» **Reading text**:
Content starts

Automation: How Fleets Can Reduce Fleet Management Burden
One of the most significant benefits of AI-powered video systems relates to the driver coaching workflow. At their essence, video telematics systems capture risky driving behavior in the form of event videos – clips of speeding, hard braking, close following, and distraction. They transmit these clips as events to the fleet management platform, where an administrator can view them.
Fleet owners and managers can use the event snippets to reduce risky driving in their driver pool by coaching the riskiest drivers to reduce behaviors that may cause an accident. AI-based video systems help fleets automate their coaching workflow, by providing in-cab voice prompts that encourage the driver to alter behavior in real-time rather than waiting for a weekly or monthly coaching session with a supervisor.
The alerts usually go beyond the typical beeps of legacy telematics systems to include audible prompts to the driver around the risky behavior. These spoken alerts can nudge the driver to begin altering behavior on his own. To streamline driver coaching, fleet administrators can save time when they manage by exception – focusing on the lowest- and highest-performing drivers. Risk management among fleets entails identifying and scoring each driver and categorizing them into baskets of similar drivers. With this approach, high-performing drivers who represent the lowest risk to fleets can be signaled out for recognitions and awards. Fleet managers can also focus their attention on drivers who represent the highest risk to a fleet. It’s become a familiar refrain for fleet and safety managers that their lowest-performing drivers represent a persistent issue that threatens to boost a company’s accident rate and increase pressure from the commercial insurer.
AI can identify dangerous driving situations early enough for the driver to respond safely.
AI Helps Manage Fleet Data More Effectively
Fleet managers often struggle with managing too many streams of data from a multitude of sources, including vehicles, drivers, as well as back-office workflows around estimating, invoicing, and billing. When you consider the burden of complying with federal transportation regulations for driving hours and safety, the thought of adding more information from video systems could become too much.

Content ends

» **Tasks**:
1. In the fleet automation text, which drivers does managing by exception focus on?
2. Reproduce the fleet automation text word for word from "AI Helps Manage" to "become too much.".

» **Dataset**:

Content starts

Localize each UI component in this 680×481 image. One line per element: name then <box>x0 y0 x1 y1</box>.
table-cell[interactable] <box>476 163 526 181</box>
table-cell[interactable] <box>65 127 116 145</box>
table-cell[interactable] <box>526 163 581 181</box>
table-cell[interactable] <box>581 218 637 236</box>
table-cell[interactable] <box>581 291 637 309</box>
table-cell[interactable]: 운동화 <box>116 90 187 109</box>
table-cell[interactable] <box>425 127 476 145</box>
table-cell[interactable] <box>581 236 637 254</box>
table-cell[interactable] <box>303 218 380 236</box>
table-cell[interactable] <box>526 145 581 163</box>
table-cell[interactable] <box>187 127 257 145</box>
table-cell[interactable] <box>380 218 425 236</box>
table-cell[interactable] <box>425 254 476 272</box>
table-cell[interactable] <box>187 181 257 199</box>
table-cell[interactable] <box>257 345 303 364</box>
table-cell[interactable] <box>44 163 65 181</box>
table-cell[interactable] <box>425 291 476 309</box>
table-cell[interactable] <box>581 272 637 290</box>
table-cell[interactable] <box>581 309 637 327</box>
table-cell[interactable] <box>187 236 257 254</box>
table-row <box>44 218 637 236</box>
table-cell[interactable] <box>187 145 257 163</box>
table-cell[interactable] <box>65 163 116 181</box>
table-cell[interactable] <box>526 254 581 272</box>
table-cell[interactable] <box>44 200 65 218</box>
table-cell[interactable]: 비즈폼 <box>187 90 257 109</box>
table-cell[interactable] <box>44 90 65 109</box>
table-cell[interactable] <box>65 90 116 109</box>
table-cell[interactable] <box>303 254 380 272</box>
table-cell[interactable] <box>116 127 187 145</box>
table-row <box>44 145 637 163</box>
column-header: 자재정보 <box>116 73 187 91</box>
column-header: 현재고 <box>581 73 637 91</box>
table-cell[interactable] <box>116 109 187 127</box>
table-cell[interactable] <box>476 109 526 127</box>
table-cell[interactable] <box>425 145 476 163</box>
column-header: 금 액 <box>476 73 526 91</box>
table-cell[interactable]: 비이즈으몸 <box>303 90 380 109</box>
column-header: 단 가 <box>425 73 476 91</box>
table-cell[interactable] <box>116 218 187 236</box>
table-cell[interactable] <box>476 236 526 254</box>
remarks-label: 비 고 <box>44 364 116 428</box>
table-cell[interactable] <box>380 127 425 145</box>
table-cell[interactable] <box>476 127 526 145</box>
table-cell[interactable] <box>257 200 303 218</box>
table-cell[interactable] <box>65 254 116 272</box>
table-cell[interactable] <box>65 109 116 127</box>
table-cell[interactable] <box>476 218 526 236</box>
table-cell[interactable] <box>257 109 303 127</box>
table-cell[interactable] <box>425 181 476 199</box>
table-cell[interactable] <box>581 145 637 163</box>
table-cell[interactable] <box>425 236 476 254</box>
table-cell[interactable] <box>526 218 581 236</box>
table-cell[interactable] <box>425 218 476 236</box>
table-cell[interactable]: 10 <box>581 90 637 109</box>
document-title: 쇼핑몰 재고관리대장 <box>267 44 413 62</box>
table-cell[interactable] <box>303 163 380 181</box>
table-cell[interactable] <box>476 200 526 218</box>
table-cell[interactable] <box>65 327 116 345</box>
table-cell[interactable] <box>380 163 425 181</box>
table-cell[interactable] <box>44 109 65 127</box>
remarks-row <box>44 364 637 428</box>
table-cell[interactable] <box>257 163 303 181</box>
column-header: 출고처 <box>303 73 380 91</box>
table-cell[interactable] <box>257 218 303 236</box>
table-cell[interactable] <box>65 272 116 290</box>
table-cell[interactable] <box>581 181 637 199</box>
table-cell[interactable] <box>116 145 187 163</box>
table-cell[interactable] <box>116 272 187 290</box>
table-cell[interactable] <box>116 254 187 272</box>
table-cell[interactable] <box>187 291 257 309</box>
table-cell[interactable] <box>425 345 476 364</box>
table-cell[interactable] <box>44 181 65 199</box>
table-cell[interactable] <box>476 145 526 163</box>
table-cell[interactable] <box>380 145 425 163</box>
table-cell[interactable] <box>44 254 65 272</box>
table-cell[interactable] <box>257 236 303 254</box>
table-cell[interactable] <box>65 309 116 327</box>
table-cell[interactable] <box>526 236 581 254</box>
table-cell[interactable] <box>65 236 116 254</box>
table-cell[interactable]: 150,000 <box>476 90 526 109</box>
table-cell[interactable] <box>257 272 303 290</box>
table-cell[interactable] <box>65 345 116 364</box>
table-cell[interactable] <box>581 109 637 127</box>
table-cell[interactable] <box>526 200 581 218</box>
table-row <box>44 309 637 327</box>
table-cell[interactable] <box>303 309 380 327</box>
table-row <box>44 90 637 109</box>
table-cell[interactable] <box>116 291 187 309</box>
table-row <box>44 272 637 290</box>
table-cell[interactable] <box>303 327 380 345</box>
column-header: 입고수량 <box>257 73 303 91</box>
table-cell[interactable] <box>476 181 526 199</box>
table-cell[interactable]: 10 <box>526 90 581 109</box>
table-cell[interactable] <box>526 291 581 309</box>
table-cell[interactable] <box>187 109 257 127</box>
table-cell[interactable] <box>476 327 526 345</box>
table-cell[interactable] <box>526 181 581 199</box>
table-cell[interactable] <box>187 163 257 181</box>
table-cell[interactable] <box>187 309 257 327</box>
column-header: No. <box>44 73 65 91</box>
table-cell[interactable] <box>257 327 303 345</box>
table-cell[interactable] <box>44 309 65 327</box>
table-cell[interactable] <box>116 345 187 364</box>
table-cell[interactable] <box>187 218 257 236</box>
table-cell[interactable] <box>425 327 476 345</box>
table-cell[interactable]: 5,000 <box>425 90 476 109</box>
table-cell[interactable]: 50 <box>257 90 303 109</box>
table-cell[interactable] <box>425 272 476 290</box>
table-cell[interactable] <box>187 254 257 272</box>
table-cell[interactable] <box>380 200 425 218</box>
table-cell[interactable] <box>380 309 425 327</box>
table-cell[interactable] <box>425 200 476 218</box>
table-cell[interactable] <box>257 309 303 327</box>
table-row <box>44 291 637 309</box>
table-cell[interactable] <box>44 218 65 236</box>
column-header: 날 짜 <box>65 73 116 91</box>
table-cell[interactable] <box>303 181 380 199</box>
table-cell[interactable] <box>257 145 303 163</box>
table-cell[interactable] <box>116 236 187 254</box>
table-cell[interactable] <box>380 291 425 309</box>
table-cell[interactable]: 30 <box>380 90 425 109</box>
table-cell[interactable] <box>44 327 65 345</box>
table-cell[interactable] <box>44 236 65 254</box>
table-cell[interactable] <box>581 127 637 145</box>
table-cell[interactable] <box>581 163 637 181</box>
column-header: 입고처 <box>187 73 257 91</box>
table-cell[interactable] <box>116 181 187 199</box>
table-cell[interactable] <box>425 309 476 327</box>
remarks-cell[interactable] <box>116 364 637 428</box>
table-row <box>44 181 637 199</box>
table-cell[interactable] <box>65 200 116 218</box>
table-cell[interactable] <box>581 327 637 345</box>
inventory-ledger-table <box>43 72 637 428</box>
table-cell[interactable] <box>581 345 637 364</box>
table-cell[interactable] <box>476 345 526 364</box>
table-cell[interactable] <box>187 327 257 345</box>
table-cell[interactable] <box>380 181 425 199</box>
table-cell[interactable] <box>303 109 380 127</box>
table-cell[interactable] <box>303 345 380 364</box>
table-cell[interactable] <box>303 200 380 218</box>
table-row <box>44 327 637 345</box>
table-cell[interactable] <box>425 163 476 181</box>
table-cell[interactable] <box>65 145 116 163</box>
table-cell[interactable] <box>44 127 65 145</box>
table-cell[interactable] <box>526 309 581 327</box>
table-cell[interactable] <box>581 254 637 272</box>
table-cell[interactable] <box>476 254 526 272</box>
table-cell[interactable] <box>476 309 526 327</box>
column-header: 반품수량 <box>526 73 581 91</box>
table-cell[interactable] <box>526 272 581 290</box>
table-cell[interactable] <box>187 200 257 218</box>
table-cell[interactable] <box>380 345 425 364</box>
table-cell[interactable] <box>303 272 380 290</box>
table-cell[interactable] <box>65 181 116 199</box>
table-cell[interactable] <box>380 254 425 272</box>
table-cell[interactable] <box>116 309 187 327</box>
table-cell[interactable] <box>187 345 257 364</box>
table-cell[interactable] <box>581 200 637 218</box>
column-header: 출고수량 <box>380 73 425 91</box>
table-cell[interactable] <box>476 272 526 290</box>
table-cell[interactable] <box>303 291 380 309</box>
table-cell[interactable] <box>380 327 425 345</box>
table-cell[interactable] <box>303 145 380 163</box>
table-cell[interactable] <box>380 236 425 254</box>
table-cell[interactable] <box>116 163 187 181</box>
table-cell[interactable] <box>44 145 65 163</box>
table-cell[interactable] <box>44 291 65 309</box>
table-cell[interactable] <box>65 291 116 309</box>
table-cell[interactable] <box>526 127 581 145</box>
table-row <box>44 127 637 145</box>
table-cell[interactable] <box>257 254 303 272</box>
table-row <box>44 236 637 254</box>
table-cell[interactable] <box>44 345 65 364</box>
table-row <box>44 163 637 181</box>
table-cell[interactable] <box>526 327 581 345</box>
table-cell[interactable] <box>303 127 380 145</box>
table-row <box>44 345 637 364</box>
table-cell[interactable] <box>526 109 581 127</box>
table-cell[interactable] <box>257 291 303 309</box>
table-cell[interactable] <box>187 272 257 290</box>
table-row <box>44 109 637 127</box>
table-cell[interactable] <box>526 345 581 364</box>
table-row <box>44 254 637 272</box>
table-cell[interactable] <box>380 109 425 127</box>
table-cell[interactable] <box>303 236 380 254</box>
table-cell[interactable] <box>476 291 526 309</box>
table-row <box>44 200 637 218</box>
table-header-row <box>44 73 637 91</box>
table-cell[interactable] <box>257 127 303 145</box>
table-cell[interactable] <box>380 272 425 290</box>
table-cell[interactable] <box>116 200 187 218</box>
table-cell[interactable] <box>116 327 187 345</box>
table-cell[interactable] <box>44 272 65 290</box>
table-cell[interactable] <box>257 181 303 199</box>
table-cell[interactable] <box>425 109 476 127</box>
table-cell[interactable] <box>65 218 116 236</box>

Content ends

» **Solutions to each task**:
1. It focuses on the lowest- and highest-performing drivers.

2.
AI Helps Manage Fleet Data More Effectively
Fleet managers often struggle with managing too many streams of data from a multitude of sources, including vehicles, drivers, as well as back-office workflows around estimating, invoicing, and billing. When you consider the burden of complying with federal transportation regulations for driving hours and safety, the thought of adding more information from video systems could become too much.